* _Aim_
Which lines below hold the word "this"? Copy all of them.

* _Given entries_
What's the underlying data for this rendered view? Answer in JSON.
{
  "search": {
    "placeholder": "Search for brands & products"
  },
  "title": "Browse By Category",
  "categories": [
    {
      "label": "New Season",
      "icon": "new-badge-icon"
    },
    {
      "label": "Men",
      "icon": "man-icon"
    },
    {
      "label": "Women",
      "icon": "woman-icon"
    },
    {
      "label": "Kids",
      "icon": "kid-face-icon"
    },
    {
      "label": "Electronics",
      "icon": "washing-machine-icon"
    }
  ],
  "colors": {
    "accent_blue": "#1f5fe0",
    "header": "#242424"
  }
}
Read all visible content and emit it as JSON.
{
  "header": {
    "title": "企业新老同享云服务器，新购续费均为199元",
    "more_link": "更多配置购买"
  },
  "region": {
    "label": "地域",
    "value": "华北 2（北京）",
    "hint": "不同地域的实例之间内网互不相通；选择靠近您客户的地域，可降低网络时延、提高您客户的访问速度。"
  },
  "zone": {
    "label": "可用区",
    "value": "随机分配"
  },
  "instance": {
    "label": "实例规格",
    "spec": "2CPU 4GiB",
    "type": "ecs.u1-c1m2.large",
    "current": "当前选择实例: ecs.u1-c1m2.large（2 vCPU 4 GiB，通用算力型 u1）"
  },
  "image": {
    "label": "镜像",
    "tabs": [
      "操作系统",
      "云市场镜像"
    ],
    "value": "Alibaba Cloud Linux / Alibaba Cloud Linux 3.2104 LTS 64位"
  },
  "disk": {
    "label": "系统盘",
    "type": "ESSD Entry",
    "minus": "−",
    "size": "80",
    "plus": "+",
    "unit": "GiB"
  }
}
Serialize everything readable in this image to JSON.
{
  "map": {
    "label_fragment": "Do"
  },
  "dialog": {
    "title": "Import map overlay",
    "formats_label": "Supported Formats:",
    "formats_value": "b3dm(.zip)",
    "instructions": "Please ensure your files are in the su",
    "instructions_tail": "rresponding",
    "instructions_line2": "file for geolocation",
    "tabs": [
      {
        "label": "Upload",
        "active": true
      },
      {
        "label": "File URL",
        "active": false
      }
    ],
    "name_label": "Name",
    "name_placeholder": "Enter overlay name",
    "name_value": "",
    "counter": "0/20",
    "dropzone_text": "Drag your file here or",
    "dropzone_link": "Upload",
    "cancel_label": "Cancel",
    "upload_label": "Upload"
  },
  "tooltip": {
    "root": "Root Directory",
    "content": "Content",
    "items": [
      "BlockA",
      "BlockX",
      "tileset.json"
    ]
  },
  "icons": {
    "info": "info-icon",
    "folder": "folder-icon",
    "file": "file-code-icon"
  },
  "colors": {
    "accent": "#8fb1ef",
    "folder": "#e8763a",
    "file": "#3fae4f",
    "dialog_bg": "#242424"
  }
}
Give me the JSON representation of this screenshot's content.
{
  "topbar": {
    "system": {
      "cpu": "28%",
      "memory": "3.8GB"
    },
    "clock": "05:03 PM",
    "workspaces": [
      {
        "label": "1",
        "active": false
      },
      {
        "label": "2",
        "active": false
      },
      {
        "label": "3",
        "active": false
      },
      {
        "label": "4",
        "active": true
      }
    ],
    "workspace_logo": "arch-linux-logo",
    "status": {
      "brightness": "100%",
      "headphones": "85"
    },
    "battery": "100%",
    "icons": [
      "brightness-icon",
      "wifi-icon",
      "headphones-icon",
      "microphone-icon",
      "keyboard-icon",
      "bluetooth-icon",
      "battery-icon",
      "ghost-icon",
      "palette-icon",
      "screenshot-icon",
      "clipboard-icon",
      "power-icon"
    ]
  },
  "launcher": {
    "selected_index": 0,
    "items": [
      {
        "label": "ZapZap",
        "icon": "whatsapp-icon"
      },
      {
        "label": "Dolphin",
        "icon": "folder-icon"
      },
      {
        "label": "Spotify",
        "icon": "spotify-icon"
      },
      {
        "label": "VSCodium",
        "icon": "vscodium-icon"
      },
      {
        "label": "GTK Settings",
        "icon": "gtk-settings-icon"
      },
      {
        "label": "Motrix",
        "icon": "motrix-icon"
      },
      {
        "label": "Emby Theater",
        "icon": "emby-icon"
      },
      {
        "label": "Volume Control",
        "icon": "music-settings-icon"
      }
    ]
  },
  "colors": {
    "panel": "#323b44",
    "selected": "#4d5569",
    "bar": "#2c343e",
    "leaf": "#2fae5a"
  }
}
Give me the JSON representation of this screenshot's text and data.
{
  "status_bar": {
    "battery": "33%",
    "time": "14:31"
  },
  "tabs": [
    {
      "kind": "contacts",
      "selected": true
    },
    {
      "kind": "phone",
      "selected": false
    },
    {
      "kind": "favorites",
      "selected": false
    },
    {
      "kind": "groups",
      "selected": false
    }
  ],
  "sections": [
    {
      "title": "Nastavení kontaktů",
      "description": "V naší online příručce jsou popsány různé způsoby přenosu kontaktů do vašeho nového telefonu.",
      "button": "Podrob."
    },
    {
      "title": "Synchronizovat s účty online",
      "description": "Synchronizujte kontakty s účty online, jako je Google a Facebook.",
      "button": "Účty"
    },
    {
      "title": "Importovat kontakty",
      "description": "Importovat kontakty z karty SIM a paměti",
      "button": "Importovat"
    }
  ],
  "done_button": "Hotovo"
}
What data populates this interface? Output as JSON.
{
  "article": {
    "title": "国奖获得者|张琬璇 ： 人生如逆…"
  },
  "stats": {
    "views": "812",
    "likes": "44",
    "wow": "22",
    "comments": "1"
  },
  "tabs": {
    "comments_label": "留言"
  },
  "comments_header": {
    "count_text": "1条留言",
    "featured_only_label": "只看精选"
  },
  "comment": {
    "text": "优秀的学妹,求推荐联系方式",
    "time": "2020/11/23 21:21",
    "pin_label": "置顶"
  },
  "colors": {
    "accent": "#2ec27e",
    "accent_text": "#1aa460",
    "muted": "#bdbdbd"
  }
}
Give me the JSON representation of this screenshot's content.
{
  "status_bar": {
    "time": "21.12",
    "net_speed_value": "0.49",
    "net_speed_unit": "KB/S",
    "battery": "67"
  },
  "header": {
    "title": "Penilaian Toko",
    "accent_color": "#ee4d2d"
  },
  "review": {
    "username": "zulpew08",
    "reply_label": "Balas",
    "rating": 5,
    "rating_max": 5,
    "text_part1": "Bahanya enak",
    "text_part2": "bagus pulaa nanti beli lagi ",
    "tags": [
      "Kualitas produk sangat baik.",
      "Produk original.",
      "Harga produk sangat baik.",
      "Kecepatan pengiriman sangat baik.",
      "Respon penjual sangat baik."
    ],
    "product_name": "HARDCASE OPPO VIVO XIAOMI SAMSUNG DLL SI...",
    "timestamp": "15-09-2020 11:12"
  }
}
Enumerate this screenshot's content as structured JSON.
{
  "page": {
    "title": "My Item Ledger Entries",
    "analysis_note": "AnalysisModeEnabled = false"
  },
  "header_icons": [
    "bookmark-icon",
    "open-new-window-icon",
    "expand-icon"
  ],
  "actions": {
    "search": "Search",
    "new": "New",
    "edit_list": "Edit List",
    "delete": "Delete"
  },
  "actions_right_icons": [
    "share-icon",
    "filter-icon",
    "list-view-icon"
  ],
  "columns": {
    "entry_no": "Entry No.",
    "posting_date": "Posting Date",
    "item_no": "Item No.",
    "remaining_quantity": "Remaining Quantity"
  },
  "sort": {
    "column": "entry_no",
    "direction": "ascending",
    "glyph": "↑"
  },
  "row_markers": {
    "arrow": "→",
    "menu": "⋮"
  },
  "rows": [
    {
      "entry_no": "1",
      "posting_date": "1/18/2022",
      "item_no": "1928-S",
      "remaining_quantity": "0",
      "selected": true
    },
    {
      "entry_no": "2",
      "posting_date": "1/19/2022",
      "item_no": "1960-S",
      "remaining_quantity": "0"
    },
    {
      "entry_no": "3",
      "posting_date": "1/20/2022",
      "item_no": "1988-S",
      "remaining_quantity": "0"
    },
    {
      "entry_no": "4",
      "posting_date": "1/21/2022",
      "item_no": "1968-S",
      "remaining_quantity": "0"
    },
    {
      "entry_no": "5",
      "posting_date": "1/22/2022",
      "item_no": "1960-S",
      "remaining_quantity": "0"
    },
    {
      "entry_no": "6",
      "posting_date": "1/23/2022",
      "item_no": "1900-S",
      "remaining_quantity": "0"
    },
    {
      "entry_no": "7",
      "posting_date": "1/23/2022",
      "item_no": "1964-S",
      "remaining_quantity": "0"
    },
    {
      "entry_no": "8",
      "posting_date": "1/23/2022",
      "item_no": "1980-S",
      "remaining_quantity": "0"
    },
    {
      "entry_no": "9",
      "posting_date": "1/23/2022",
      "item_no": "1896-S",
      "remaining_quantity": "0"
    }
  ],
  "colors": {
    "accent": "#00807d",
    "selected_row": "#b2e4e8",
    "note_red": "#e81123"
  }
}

* _Exercise answer_
What's the underlying data for this rendered view? Answer in JSON.
Serialize everything readable in this image to JSON.
Give me the JSON representation of this screenshot's content.
Give me the JSON representation of this screenshot's text and data.
What data populates this interface? Output as JSON.
Give me the JSON representation of this screenshot's content.
Enumerate this screenshot's content as structured JSON.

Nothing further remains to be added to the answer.